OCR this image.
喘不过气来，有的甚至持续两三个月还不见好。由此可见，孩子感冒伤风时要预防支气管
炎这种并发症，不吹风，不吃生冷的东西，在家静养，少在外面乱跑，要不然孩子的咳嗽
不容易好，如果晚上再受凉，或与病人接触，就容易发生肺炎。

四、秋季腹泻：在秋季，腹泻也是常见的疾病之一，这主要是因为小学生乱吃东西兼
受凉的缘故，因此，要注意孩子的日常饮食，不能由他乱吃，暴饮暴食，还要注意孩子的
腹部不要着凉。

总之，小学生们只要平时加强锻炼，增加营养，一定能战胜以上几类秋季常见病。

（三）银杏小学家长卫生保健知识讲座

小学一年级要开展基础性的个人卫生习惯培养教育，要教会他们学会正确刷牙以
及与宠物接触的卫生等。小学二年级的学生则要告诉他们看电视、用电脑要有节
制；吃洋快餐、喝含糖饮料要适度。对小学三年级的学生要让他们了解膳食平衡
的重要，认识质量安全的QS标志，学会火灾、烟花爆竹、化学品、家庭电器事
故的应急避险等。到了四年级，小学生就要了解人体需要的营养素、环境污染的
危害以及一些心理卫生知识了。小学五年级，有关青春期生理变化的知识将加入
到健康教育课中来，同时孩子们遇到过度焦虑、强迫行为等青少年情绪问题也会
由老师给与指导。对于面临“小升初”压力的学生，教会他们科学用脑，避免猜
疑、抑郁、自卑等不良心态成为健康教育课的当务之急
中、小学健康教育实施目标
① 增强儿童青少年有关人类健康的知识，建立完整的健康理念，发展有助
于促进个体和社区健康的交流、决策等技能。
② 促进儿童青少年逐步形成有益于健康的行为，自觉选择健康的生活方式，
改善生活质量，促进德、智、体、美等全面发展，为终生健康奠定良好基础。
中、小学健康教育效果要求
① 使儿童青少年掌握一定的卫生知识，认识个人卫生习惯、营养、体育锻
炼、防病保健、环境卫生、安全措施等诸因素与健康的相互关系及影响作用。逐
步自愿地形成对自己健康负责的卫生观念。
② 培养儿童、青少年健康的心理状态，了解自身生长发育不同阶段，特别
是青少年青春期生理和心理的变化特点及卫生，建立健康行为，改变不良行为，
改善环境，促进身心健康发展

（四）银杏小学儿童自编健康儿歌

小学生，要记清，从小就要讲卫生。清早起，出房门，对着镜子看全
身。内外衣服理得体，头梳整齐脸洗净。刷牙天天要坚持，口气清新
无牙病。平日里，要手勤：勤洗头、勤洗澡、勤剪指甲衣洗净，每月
• • •
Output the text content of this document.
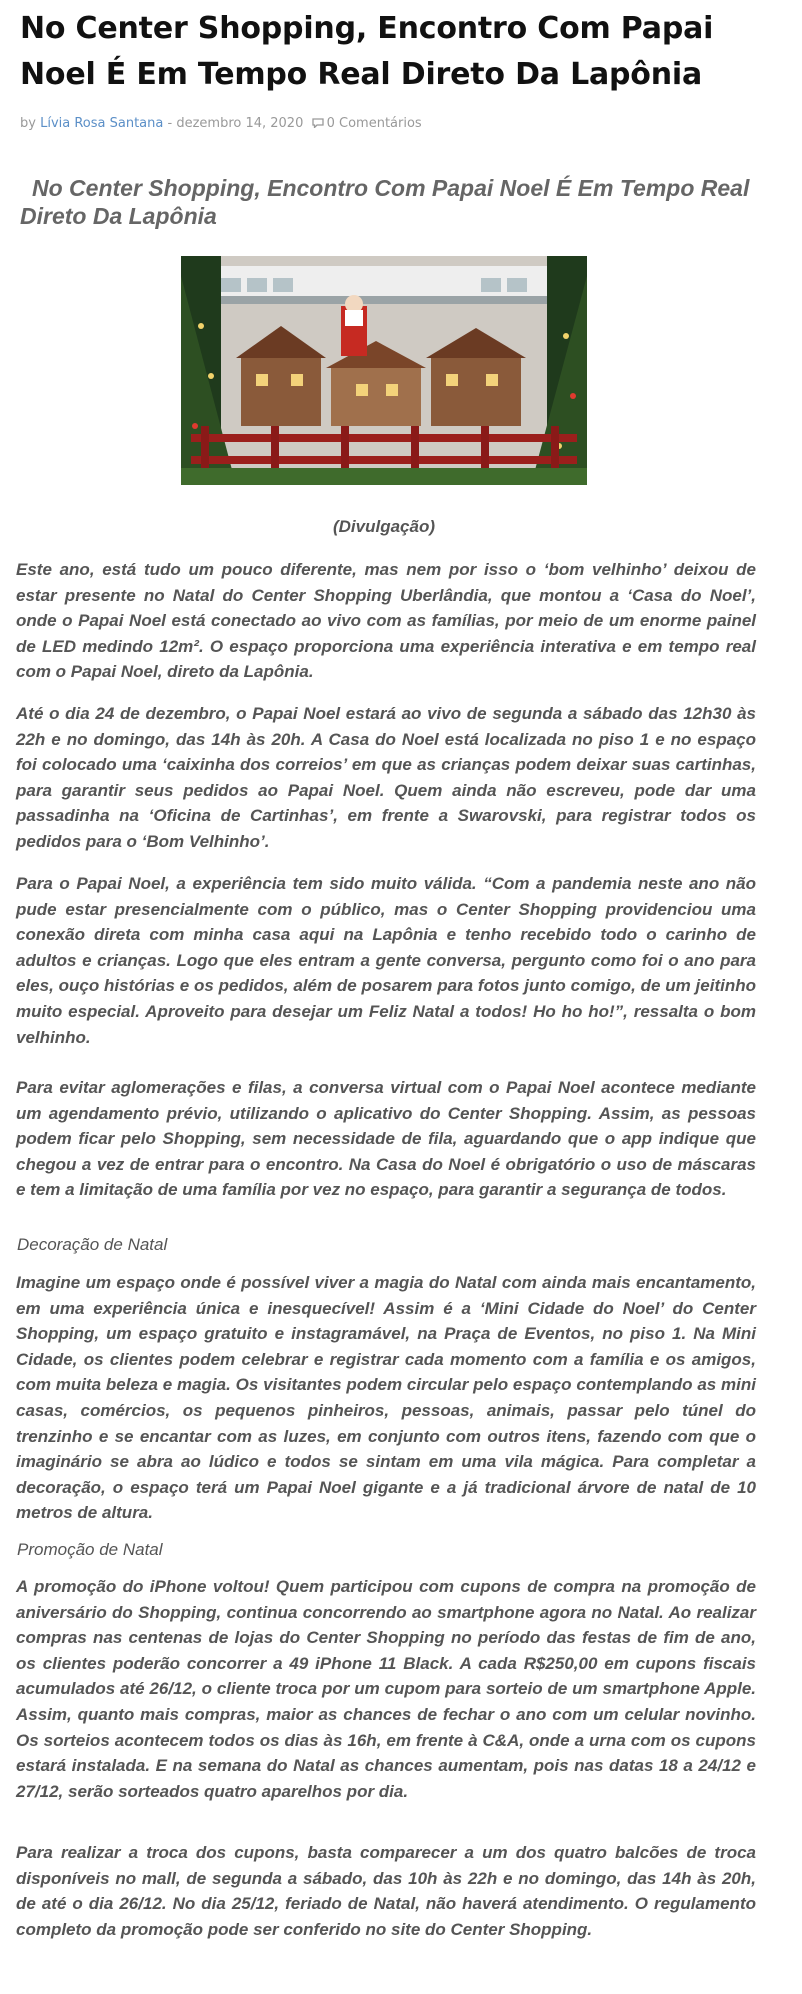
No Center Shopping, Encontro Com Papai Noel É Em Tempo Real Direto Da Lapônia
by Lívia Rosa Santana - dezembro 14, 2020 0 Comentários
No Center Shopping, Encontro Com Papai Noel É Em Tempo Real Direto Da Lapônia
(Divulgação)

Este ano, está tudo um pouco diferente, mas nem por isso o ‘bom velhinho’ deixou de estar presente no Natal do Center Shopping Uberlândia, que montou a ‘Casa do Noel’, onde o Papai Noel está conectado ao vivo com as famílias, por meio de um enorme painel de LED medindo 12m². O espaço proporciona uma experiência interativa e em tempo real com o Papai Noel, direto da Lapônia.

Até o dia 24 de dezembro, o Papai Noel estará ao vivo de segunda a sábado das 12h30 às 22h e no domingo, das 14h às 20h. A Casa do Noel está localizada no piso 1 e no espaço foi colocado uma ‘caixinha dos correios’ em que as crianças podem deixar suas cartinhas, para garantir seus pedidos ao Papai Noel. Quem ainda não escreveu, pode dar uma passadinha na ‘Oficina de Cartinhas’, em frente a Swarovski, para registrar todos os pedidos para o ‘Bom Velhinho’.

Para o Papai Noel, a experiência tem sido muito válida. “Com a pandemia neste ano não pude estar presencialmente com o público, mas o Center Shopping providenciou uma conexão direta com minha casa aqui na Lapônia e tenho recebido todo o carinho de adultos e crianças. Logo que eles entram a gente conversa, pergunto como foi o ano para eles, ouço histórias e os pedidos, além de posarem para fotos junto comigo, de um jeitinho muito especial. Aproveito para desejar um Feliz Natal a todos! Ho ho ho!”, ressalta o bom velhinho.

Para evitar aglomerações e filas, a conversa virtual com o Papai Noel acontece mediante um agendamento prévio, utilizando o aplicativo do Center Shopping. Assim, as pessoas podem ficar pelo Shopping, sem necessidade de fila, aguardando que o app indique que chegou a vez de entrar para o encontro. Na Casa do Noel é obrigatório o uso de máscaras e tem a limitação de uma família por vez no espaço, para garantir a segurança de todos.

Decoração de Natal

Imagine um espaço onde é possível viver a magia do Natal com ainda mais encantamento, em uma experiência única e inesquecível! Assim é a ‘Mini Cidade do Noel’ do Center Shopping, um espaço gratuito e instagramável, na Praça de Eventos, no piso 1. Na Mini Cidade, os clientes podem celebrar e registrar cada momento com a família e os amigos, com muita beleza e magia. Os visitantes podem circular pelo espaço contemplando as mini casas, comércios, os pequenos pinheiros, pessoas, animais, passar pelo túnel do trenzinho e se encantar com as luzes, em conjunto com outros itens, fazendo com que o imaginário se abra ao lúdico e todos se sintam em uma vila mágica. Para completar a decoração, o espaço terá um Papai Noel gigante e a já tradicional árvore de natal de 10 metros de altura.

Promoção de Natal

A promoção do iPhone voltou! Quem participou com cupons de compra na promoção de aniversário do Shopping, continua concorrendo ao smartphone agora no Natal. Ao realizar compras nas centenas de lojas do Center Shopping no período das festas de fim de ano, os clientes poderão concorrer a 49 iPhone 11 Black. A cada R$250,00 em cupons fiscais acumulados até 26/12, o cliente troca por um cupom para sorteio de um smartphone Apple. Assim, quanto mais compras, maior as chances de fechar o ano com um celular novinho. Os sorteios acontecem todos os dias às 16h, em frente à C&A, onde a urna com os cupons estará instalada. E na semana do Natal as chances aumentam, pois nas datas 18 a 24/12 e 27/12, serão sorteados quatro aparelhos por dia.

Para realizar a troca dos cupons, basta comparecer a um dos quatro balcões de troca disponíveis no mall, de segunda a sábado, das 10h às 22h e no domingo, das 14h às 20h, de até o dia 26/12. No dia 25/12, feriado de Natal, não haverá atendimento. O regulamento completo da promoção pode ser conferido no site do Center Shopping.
• • •
OBJECTIVE:
In the records above, locate each line with the word "domingo". Copy all such lines.

RESULT OF THIS TASK:
Até o dia 24 de dezembro, o Papai Noel estará ao vivo de segunda a sábado das 12h30 às 22h e no domingo, das 14h às 20h. A Casa do Noel está localizada no piso 1 e no espaço foi colocado uma ‘caixinha dos correios’ em que as crianças podem deixar suas cartinhas, para garantir seus pedidos ao Papai Noel. Quem ainda não escreveu, pode dar uma passadinha na ‘Oficina de Cartinhas’, em frente a Swarovski, para registrar todos os pedidos para o ‘Bom Velhinho’.
Para realizar a troca dos cupons, basta comparecer a um dos quatro balcões de troca disponíveis no mall, de segunda a sábado, das 10h às 22h e no domingo, das 14h às 20h, de até o dia 26/12. No dia 25/12, feriado de Natal, não haverá atendimento. O regulamento completo da promoção pode ser conferido no site do Center Shopping.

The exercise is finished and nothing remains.